Items from a figure collection
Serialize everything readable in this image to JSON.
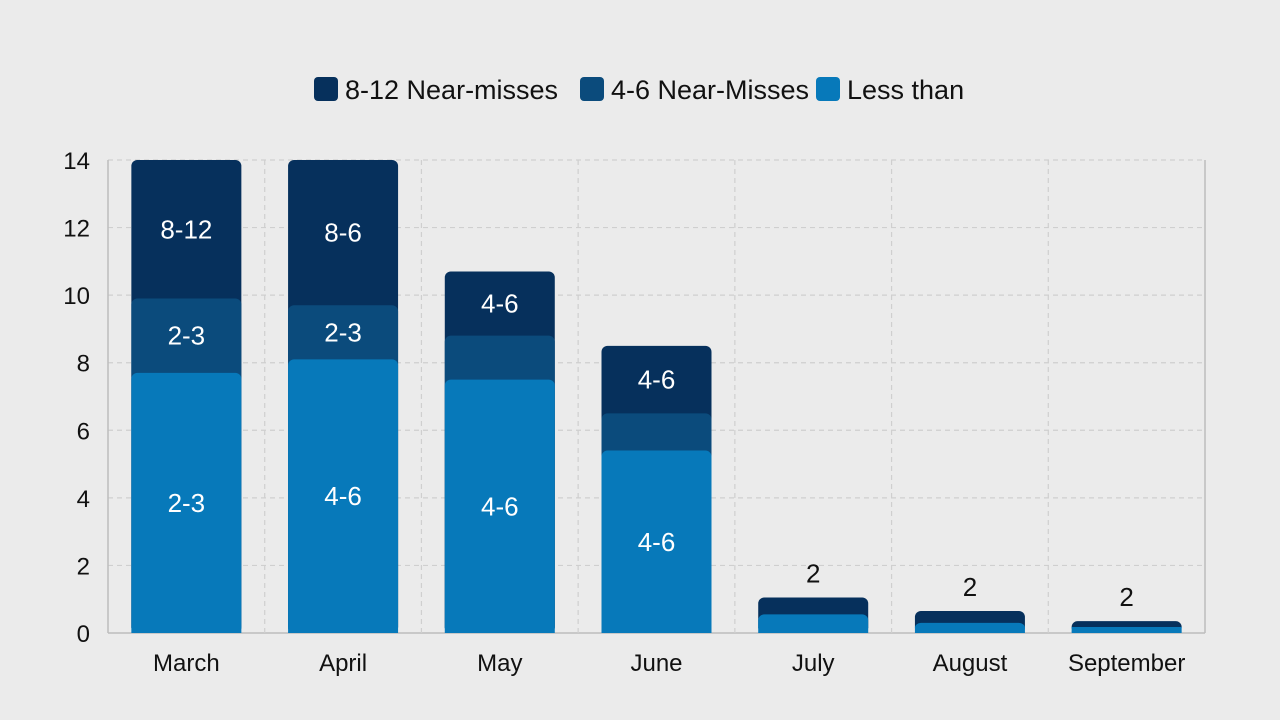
{
  "chart_data": {
    "type": "bar",
    "stacked": true,
    "categories": [
      "March",
      "April",
      "May",
      "June",
      "July",
      "August",
      "September"
    ],
    "series": [
      {
        "name": "Less than",
        "color": "#0779ba",
        "values": [
          7.7,
          8.1,
          7.5,
          5.4,
          0.55,
          0.3,
          0.1
        ],
        "labels": [
          "2-3",
          "4-6",
          "4-6",
          "4-6",
          "",
          "",
          ""
        ]
      },
      {
        "name": "4-6 Near-Misses",
        "color": "#0b4b7c",
        "values": [
          2.2,
          1.6,
          1.3,
          1.1,
          0,
          0,
          0
        ],
        "labels": [
          "2-3",
          "2-3",
          "",
          "",
          "",
          "",
          ""
        ]
      },
      {
        "name": "8-12 Near-misses",
        "color": "#06305c",
        "values": [
          4.1,
          4.3,
          1.9,
          2.0,
          0.5,
          0.35,
          0.25
        ],
        "labels": [
          "8-12",
          "8-6",
          "4-6",
          "4-6",
          "",
          "",
          ""
        ]
      }
    ],
    "top_labels": [
      "",
      "",
      "",
      "",
      "2",
      "2",
      "2"
    ],
    "legend": {
      "position": "top-center",
      "entries": [
        {
          "name": "8-12 Near-misses",
          "color": "#06305c"
        },
        {
          "name": "4-6 Near-Misses",
          "color": "#0b4b7c"
        },
        {
          "name": "Less than",
          "color": "#0779ba"
        }
      ]
    },
    "y_ticks": [
      "0",
      "2",
      "4",
      "6",
      "8",
      "10",
      "12",
      "14"
    ],
    "ylim": [
      0,
      14
    ],
    "grid": true,
    "title": "",
    "xlabel": "",
    "ylabel": ""
  }
}
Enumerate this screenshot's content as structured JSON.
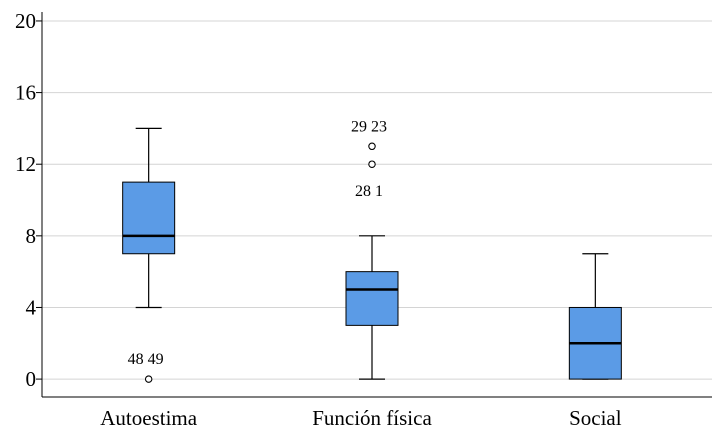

Your instructions
Print the complete listing exactly as it stands, without its pictures.

Solution below
Serialize everything readable in this image to JSON.
{
  "chart_data": {
    "type": "bar",
    "stacked": true,
    "categories": [
      "March",
      "April",
      "May",
      "June",
      "July",
      "August",
      "September"
    ],
    "series": [
      {
        "name": "Less than",
        "color": "#0779ba",
        "values": [
          7.7,
          8.1,
          7.5,
          5.4,
          0.55,
          0.3,
          0.1
        ],
        "labels": [
          "2-3",
          "4-6",
          "4-6",
          "4-6",
          "",
          "",
          ""
        ]
      },
      {
        "name": "4-6 Near-Misses",
        "color": "#0b4b7c",
        "values": [
          2.2,
          1.6,
          1.3,
          1.1,
          0,
          0,
          0
        ],
        "labels": [
          "2-3",
          "2-3",
          "",
          "",
          "",
          "",
          ""
        ]
      },
      {
        "name": "8-12 Near-misses",
        "color": "#06305c",
        "values": [
          4.1,
          4.3,
          1.9,
          2.0,
          0.5,
          0.35,
          0.25
        ],
        "labels": [
          "8-12",
          "8-6",
          "4-6",
          "4-6",
          "",
          "",
          ""
        ]
      }
    ],
    "top_labels": [
      "",
      "",
      "",
      "",
      "2",
      "2",
      "2"
    ],
    "legend": {
      "position": "top-center",
      "entries": [
        {
          "name": "8-12 Near-misses",
          "color": "#06305c"
        },
        {
          "name": "4-6 Near-Misses",
          "color": "#0b4b7c"
        },
        {
          "name": "Less than",
          "color": "#0779ba"
        }
      ]
    },
    "y_ticks": [
      "0",
      "2",
      "4",
      "6",
      "8",
      "10",
      "12",
      "14"
    ],
    "ylim": [
      0,
      14
    ],
    "grid": true,
    "title": "",
    "xlabel": "",
    "ylabel": ""
  }
}
Enumerate this screenshot's content as structured JSON.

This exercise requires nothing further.